→ **EXERCISE GOAL**
Copy out both items below line for line, changing nothing.

■ ■ ■ ■

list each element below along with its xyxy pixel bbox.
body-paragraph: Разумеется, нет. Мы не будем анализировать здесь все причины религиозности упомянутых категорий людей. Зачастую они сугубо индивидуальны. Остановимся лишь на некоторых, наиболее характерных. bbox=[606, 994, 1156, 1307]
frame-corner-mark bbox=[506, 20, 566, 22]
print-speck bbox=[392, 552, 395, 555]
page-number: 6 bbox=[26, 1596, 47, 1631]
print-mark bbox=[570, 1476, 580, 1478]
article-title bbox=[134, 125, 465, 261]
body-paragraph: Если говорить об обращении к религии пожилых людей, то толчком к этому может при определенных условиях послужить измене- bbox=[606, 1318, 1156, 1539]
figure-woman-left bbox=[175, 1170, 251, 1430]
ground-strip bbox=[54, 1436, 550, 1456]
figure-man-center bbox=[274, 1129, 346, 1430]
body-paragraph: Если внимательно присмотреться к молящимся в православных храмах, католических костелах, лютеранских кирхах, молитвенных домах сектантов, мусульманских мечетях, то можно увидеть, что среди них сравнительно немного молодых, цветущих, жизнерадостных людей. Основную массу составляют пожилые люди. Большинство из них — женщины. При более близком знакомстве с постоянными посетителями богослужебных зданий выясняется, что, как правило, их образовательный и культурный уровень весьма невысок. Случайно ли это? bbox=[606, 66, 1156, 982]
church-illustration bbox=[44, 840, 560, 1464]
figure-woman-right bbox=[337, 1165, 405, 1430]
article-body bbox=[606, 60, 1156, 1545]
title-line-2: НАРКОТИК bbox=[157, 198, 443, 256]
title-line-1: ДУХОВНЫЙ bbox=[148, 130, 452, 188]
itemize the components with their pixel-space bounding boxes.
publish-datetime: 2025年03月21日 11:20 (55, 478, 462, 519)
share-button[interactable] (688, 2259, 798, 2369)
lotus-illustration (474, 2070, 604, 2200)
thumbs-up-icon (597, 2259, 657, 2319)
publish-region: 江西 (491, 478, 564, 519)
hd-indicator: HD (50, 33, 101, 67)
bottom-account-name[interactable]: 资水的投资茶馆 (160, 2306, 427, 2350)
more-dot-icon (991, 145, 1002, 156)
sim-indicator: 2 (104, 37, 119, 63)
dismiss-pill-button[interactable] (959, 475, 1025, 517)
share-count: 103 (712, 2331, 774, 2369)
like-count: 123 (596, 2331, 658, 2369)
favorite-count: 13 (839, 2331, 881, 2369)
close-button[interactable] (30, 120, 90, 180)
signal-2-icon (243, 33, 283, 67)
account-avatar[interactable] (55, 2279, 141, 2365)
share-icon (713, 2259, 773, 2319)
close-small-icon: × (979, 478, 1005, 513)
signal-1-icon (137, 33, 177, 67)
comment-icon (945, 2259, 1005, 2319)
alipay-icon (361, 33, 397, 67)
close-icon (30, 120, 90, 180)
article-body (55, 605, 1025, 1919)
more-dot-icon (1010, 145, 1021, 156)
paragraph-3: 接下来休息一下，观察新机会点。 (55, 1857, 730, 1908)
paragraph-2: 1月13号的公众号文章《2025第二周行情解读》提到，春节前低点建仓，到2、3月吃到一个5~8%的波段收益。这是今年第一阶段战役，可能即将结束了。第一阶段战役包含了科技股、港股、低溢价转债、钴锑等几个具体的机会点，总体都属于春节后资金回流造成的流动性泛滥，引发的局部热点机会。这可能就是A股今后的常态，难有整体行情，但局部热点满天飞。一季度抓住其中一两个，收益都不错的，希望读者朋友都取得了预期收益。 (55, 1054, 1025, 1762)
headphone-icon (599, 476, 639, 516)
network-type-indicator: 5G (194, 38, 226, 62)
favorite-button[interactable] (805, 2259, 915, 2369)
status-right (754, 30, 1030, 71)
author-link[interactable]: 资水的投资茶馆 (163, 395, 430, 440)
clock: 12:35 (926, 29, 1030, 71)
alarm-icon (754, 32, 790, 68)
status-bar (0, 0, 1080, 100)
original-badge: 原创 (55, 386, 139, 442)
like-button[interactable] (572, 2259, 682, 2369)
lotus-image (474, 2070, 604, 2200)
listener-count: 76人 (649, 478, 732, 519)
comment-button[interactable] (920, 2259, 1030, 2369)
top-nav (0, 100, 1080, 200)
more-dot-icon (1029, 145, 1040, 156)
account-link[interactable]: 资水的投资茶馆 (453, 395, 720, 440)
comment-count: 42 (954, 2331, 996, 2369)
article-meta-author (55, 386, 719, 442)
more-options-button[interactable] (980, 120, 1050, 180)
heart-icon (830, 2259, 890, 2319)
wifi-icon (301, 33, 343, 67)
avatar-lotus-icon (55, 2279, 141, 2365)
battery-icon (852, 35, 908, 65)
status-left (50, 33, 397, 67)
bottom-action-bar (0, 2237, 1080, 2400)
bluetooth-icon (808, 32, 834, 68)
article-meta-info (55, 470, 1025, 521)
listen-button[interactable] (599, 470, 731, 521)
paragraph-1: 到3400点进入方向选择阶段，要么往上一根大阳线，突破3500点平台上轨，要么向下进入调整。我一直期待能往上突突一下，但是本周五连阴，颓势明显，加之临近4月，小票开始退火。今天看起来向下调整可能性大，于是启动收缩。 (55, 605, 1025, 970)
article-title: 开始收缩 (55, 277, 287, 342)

■ ■ ■ ■

→ **RESULT OF THIS TASK**
list each element below along with its xyxy pixel bbox.
body-paragraph: Разумеется, нет. Мы не будем анализировать здесь все причины религиозности упомянутых категорий людей. Зачастую они сугубо индивидуальны. Остановимся лишь на некоторых, наиболее характерных. bbox=[606, 994, 1156, 1307]
frame-corner-mark bbox=[506, 20, 566, 22]
print-speck bbox=[392, 552, 395, 555]
page-number: 6 bbox=[26, 1596, 47, 1631]
print-mark bbox=[570, 1476, 580, 1478]
article-title bbox=[134, 125, 465, 261]
body-paragraph: Если говорить об обращении к религии пожилых людей, то толчком к этому может при определенных условиях послужить измене- bbox=[606, 1318, 1156, 1539]
figure-woman-left bbox=[175, 1170, 251, 1430]
ground-strip bbox=[54, 1436, 550, 1456]
figure-man-center bbox=[274, 1129, 346, 1430]
body-paragraph: Если внимательно присмотреться к молящимся в православных храмах, католических костелах, лютеранских кирхах, молитвенных домах сектантов, мусульманских мечетях, то можно увидеть, что среди них сравнительно немного молодых, цветущих, жизнерадостных людей. Основную массу составляют пожилые люди. Большинство из них — женщины. При более близком знакомстве с постоянными посетителями богослужебных зданий выясняется, что, как правило, их образовательный и культурный уровень весьма невысок. Случайно ли это? bbox=[606, 66, 1156, 982]
church-illustration bbox=[44, 840, 560, 1464]
figure-woman-right bbox=[337, 1165, 405, 1430]
article-body bbox=[606, 60, 1156, 1545]
title-line-2: НАРКОТИК bbox=[157, 198, 443, 256]
title-line-1: ДУХОВНЫЙ bbox=[148, 130, 452, 188]
itemize the components with their pixel-space bounding boxes.
publish-datetime: 2025年03月21日 11:20 (55, 478, 462, 519)
share-button[interactable] (688, 2259, 798, 2369)
lotus-illustration (474, 2070, 604, 2200)
thumbs-up-icon (597, 2259, 657, 2319)
publish-region: 江西 (491, 478, 564, 519)
hd-indicator: HD (50, 33, 101, 67)
bottom-account-name[interactable]: 资水的投资茶馆 (160, 2306, 427, 2350)
more-dot-icon (991, 145, 1002, 156)
sim-indicator: 2 (104, 37, 119, 63)
dismiss-pill-button[interactable] (959, 475, 1025, 517)
share-count: 103 (712, 2331, 774, 2369)
like-count: 123 (596, 2331, 658, 2369)
favorite-count: 13 (839, 2331, 881, 2369)
close-button[interactable] (30, 120, 90, 180)
signal-2-icon (243, 33, 283, 67)
account-avatar[interactable] (55, 2279, 141, 2365)
share-icon (713, 2259, 773, 2319)
close-small-icon: × (979, 478, 1005, 513)
signal-1-icon (137, 33, 177, 67)
comment-icon (945, 2259, 1005, 2319)
alipay-icon (361, 33, 397, 67)
close-icon (30, 120, 90, 180)
article-body (55, 605, 1025, 1919)
more-dot-icon (1010, 145, 1021, 156)
paragraph-3: 接下来休息一下，观察新机会点。 (55, 1857, 730, 1908)
paragraph-2: 1月13号的公众号文章《2025第二周行情解读》提到，春节前低点建仓，到2、3月吃到一个5~8%的波段收益。这是今年第一阶段战役，可能即将结束了。第一阶段战役包含了科技股、港股、低溢价转债、钴锑等几个具体的机会点，总体都属于春节后资金回流造成的流动性泛滥，引发的局部热点机会。这可能就是A股今后的常态，难有整体行情，但局部热点满天飞。一季度抓住其中一两个，收益都不错的，希望读者朋友都取得了预期收益。 (55, 1054, 1025, 1762)
headphone-icon (599, 476, 639, 516)
network-type-indicator: 5G (194, 38, 226, 62)
favorite-button[interactable] (805, 2259, 915, 2369)
status-right (754, 30, 1030, 71)
author-link[interactable]: 资水的投资茶馆 (163, 395, 430, 440)
clock: 12:35 (926, 29, 1030, 71)
alarm-icon (754, 32, 790, 68)
status-bar (0, 0, 1080, 100)
original-badge: 原创 (55, 386, 139, 442)
like-button[interactable] (572, 2259, 682, 2369)
lotus-image (474, 2070, 604, 2200)
listener-count: 76人 (649, 478, 732, 519)
comment-button[interactable] (920, 2259, 1030, 2369)
top-nav (0, 100, 1080, 200)
more-dot-icon (1029, 145, 1040, 156)
account-link[interactable]: 资水的投资茶馆 (453, 395, 720, 440)
comment-count: 42 (954, 2331, 996, 2369)
article-meta-author (55, 386, 719, 442)
more-options-button[interactable] (980, 120, 1050, 180)
heart-icon (830, 2259, 890, 2319)
wifi-icon (301, 33, 343, 67)
avatar-lotus-icon (55, 2279, 141, 2365)
battery-icon (852, 35, 908, 65)
status-left (50, 33, 397, 67)
bottom-action-bar (0, 2237, 1080, 2400)
bluetooth-icon (808, 32, 834, 68)
article-meta-info (55, 470, 1025, 521)
listen-button[interactable] (599, 470, 731, 521)
paragraph-1: 到3400点进入方向选择阶段，要么往上一根大阳线，突破3500点平台上轨，要么向下进入调整。我一直期待能往上突突一下，但是本周五连阴，颓势明显，加之临近4月，小票开始退火。今天看起来向下调整可能性大，于是启动收缩。 (55, 605, 1025, 970)
article-title: 开始收缩 (55, 277, 287, 342)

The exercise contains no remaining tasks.